▶ Directive
Copy out the records word for word, beginning with the first line and ending after the line that contains "835, 462, 862]".

▶ Material provided
## begin
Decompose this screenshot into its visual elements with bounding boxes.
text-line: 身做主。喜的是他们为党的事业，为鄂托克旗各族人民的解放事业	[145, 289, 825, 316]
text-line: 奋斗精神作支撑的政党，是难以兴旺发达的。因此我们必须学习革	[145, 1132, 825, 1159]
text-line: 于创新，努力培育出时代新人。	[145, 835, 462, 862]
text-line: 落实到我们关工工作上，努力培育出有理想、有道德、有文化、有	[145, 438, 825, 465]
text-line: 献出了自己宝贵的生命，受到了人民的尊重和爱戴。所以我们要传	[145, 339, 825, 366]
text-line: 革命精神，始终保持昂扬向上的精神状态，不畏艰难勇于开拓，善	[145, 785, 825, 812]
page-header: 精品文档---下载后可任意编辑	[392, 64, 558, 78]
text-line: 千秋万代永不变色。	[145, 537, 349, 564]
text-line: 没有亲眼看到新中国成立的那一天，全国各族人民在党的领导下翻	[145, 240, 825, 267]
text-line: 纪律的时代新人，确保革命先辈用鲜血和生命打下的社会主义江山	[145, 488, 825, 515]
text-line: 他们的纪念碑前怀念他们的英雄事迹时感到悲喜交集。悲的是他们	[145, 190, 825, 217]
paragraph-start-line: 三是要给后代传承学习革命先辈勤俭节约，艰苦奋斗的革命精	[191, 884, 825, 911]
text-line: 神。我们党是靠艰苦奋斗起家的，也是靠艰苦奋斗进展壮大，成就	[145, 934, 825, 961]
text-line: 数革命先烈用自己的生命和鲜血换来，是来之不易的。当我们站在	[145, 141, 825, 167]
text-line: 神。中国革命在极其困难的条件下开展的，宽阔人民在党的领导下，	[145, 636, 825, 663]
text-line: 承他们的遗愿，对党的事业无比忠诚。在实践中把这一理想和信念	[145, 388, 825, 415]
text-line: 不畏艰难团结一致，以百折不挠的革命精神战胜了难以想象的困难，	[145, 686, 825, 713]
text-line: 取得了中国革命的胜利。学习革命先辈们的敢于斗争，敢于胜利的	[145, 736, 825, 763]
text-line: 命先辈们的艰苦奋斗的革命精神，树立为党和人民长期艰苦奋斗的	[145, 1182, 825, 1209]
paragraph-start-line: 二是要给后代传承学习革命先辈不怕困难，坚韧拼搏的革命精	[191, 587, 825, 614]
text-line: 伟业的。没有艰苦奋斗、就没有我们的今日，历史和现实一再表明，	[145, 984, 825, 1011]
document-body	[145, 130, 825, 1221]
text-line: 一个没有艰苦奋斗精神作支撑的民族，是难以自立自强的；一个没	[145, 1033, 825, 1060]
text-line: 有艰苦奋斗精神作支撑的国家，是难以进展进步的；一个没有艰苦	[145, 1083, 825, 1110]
## end
▶ Task answer
Decompose this screenshot into its visual elements with bounding boxes.
text-line: 身做主。喜的是他们为党的事业，为鄂托克旗各族人民的解放事业	[145, 289, 825, 316]
text-line: 奋斗精神作支撑的政党，是难以兴旺发达的。因此我们必须学习革	[145, 1132, 825, 1159]
text-line: 于创新，努力培育出时代新人。	[145, 835, 462, 862]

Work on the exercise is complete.